◆ **Given exercise**: Reproduce all of the data below line for line without changing anything, and leave the picture out of your copy.

(Source data)
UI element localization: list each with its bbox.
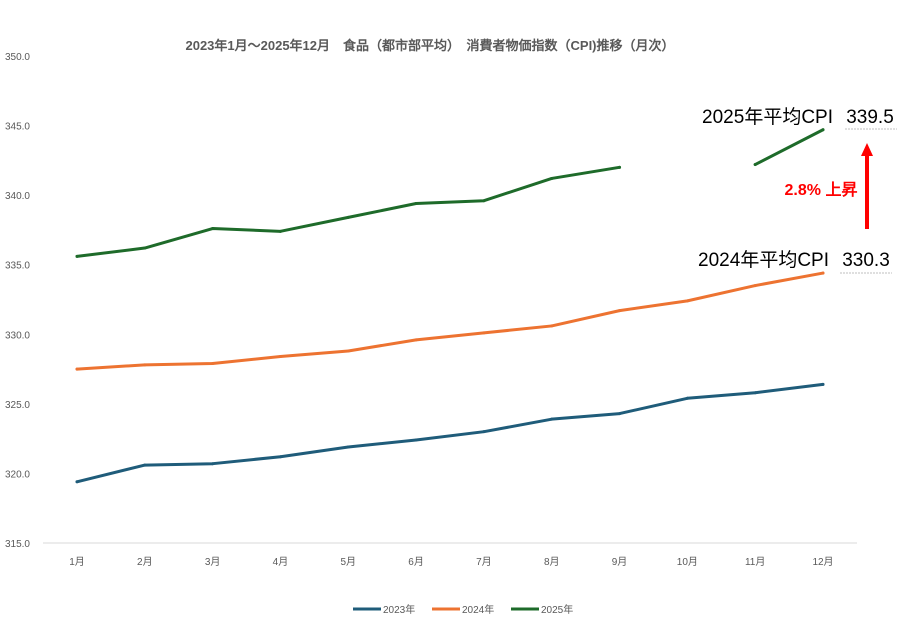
- series-line-2024年: [75, 271, 825, 371]
- data-point: [278, 229, 282, 233]
- data-point: [75, 254, 79, 258]
- rise-arrow-head-icon: [861, 143, 873, 156]
- x-tick-label: 7月: [476, 556, 492, 568]
- legend-label: 2025年: [541, 603, 573, 616]
- avg-2025-label: 2025年平均CPI: [702, 106, 833, 128]
- data-point: [414, 338, 418, 342]
- data-point: [685, 396, 689, 400]
- series-line-2025年: [75, 128, 825, 258]
- x-tick-label: 8月: [544, 556, 560, 568]
- y-tick-label: 325.0: [5, 400, 30, 411]
- x-tick-label: 6月: [408, 556, 424, 568]
- data-point: [753, 163, 757, 167]
- data-point: [278, 355, 282, 359]
- data-point: [211, 362, 215, 366]
- x-tick-label: 4月: [273, 556, 289, 568]
- data-point: [211, 227, 215, 231]
- data-point: [618, 165, 622, 169]
- data-point: [618, 412, 622, 416]
- y-tick-label: 320.0: [5, 469, 30, 480]
- data-point: [346, 445, 350, 449]
- data-point: [278, 455, 282, 459]
- legend-label: 2023年: [383, 603, 415, 616]
- data-point: [482, 331, 486, 335]
- x-tick-label: 9月: [612, 556, 628, 568]
- data-point: [211, 462, 215, 466]
- data-point: [414, 201, 418, 205]
- data-point: [618, 309, 622, 313]
- data-point: [346, 215, 350, 219]
- data-point: [346, 349, 350, 353]
- data-point: [753, 284, 757, 288]
- x-tick-label: 3月: [205, 556, 221, 568]
- legend-label: 2024年: [462, 603, 494, 616]
- data-point: [821, 128, 825, 132]
- data-point: [685, 299, 689, 303]
- data-point: [753, 391, 757, 395]
- data-point: [143, 363, 147, 367]
- x-tick-label: 2月: [137, 556, 153, 568]
- avg-2025-value: 339.5: [846, 107, 894, 128]
- data-point: [414, 438, 418, 442]
- y-tick-label: 315.0: [5, 539, 30, 550]
- series-line-2023年: [75, 382, 825, 484]
- chart-title: 2023年1月～2025年12月 食品（都市部平均） 消費者物価指数（CPI)推…: [185, 38, 674, 53]
- data-point: [821, 382, 825, 386]
- y-tick-label: 340.0: [5, 191, 30, 202]
- data-point: [550, 324, 554, 328]
- data-point: [143, 246, 147, 250]
- rise-label: 2.8% 上昇: [785, 181, 858, 199]
- data-point: [550, 417, 554, 421]
- data-point: [143, 463, 147, 467]
- data-point: [482, 199, 486, 203]
- data-point: [550, 176, 554, 180]
- data-point: [75, 367, 79, 371]
- x-tick-label: 11月: [745, 556, 765, 568]
- data-point: [482, 430, 486, 434]
- y-tick-label: 350.0: [5, 52, 30, 63]
- data-point: [75, 480, 79, 484]
- avg-2024-label: 2024年平均CPI: [698, 249, 829, 271]
- x-tick-label: 5月: [340, 556, 356, 568]
- x-tick-label: 12月: [812, 556, 833, 568]
- avg-2024-value: 330.3: [842, 250, 890, 271]
- x-tick-label: 1月: [69, 556, 85, 568]
- y-tick-label: 330.0: [5, 330, 30, 341]
- x-tick-label: 10月: [677, 556, 698, 568]
- data-point: [821, 271, 825, 275]
- y-tick-label: 345.0: [5, 122, 30, 133]
- y-tick-label: 335.0: [5, 261, 30, 272]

◆ **Worked solution**:
UI element localization: list each with its bbox.
- series-line-2024年: [75, 271, 825, 371]
- data-point: [278, 229, 282, 233]
- data-point: [75, 254, 79, 258]
- rise-arrow-head-icon: [861, 143, 873, 156]
- x-tick-label: 7月: [476, 556, 492, 568]
- legend-label: 2025年: [541, 603, 573, 616]
- avg-2025-label: 2025年平均CPI: [702, 106, 833, 128]
- data-point: [414, 338, 418, 342]
- data-point: [685, 396, 689, 400]
- series-line-2025年: [75, 128, 825, 258]
- x-tick-label: 8月: [544, 556, 560, 568]
- y-tick-label: 325.0: [5, 400, 30, 411]
- x-tick-label: 6月: [408, 556, 424, 568]
- data-point: [753, 163, 757, 167]
- data-point: [278, 355, 282, 359]
- data-point: [211, 362, 215, 366]
- x-tick-label: 4月: [273, 556, 289, 568]
- data-point: [211, 227, 215, 231]
- data-point: [618, 165, 622, 169]
- data-point: [618, 412, 622, 416]
- y-tick-label: 320.0: [5, 469, 30, 480]
- data-point: [346, 445, 350, 449]
- data-point: [278, 455, 282, 459]
- legend-label: 2023年: [383, 603, 415, 616]
- data-point: [482, 331, 486, 335]
- x-tick-label: 9月: [612, 556, 628, 568]
- data-point: [211, 462, 215, 466]
- data-point: [414, 201, 418, 205]
- data-point: [618, 309, 622, 313]
- data-point: [346, 215, 350, 219]
- data-point: [346, 349, 350, 353]
- data-point: [753, 284, 757, 288]
- x-tick-label: 3月: [205, 556, 221, 568]
- legend-label: 2024年: [462, 603, 494, 616]
- data-point: [821, 128, 825, 132]
- data-point: [685, 299, 689, 303]
- data-point: [753, 391, 757, 395]
- data-point: [143, 363, 147, 367]
- x-tick-label: 2月: [137, 556, 153, 568]
- avg-2025-value: 339.5: [846, 107, 894, 128]
- data-point: [414, 438, 418, 442]
- y-tick-label: 315.0: [5, 539, 30, 550]
- series-line-2023年: [75, 382, 825, 484]
- chart-title: 2023年1月～2025年12月 食品（都市部平均） 消費者物価指数（CPI)推…: [185, 38, 674, 53]
- data-point: [821, 382, 825, 386]
- y-tick-label: 340.0: [5, 191, 30, 202]
- data-point: [550, 324, 554, 328]
- data-point: [143, 246, 147, 250]
- rise-label: 2.8% 上昇: [785, 181, 858, 199]
- data-point: [550, 417, 554, 421]
- data-point: [143, 463, 147, 467]
- data-point: [482, 199, 486, 203]
- data-point: [550, 176, 554, 180]
- data-point: [75, 367, 79, 371]
- x-tick-label: 11月: [745, 556, 765, 568]
- data-point: [482, 430, 486, 434]
- y-tick-label: 350.0: [5, 52, 30, 63]
- data-point: [75, 480, 79, 484]
- avg-2024-label: 2024年平均CPI: [698, 249, 829, 271]
- x-tick-label: 5月: [340, 556, 356, 568]
- x-tick-label: 12月: [812, 556, 833, 568]
- avg-2024-value: 330.3: [842, 250, 890, 271]
- x-tick-label: 1月: [69, 556, 85, 568]
- y-tick-label: 330.0: [5, 330, 30, 341]
- x-tick-label: 10月: [677, 556, 698, 568]
- data-point: [821, 271, 825, 275]
- y-tick-label: 345.0: [5, 122, 30, 133]
- y-tick-label: 335.0: [5, 261, 30, 272]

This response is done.